Count the lines below that include the word "Malignancies", then give that number and no other words.

::: Data to use

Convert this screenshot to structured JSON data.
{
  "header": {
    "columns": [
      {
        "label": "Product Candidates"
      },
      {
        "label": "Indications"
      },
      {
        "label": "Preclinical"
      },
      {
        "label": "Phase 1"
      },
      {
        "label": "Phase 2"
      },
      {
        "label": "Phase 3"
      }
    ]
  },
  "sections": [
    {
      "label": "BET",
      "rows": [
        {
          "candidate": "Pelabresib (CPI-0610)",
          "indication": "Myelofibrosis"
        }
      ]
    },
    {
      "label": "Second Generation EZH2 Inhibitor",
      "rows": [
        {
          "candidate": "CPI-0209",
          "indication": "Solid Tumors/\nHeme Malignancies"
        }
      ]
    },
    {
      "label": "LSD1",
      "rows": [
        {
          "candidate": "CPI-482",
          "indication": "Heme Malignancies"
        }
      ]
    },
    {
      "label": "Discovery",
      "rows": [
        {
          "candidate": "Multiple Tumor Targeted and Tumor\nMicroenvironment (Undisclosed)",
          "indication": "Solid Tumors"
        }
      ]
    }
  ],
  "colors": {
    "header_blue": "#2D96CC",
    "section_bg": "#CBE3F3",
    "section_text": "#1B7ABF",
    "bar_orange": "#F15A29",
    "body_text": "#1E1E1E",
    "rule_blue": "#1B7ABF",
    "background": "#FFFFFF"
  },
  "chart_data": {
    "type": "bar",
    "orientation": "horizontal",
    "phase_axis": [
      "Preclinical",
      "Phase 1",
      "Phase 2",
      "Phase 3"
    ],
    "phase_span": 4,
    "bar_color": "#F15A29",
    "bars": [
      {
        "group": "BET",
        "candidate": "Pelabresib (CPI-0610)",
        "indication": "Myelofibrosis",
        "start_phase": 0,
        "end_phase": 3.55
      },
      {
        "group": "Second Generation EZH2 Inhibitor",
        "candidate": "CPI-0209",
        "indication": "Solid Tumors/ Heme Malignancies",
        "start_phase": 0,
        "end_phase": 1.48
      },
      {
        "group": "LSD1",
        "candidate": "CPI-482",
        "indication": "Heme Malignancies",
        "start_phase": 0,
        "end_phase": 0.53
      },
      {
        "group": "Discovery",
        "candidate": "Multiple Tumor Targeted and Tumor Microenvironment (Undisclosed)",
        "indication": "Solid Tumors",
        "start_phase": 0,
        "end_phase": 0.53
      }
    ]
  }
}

::::::
::: Data to use

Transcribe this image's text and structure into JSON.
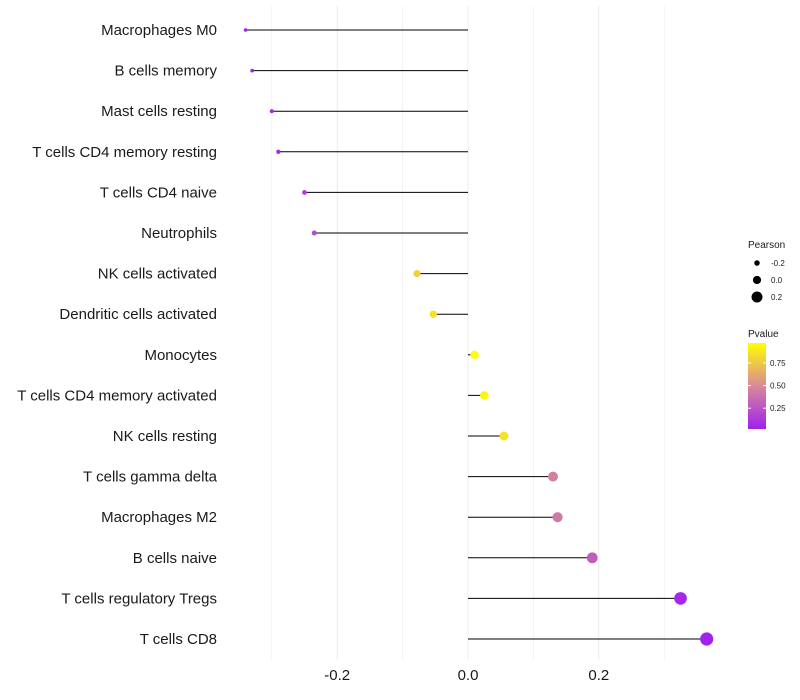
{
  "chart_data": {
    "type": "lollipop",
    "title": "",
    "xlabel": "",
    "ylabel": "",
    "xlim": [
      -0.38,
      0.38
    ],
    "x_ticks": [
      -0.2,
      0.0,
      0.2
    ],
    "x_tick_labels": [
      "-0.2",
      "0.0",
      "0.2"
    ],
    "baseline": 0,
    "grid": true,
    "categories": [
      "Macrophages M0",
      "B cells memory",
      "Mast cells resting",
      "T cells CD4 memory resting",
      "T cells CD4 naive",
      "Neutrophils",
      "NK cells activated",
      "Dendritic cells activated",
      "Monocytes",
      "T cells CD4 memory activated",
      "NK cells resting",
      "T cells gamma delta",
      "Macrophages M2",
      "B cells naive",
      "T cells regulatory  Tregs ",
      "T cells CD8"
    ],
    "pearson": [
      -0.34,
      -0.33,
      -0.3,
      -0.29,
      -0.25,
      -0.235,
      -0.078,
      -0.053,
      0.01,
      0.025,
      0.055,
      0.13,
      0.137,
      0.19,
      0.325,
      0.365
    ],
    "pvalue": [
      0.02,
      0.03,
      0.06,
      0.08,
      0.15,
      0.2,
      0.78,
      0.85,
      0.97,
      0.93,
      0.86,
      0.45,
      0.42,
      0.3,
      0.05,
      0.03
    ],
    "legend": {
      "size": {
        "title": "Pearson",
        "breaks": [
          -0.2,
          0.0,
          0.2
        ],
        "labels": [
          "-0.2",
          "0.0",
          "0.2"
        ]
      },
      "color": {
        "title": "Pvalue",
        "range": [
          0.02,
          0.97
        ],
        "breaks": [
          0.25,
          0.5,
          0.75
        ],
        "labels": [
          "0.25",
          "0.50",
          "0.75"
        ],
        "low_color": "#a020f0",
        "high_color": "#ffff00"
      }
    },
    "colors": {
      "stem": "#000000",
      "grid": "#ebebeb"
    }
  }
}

::::::

• _Your response_
4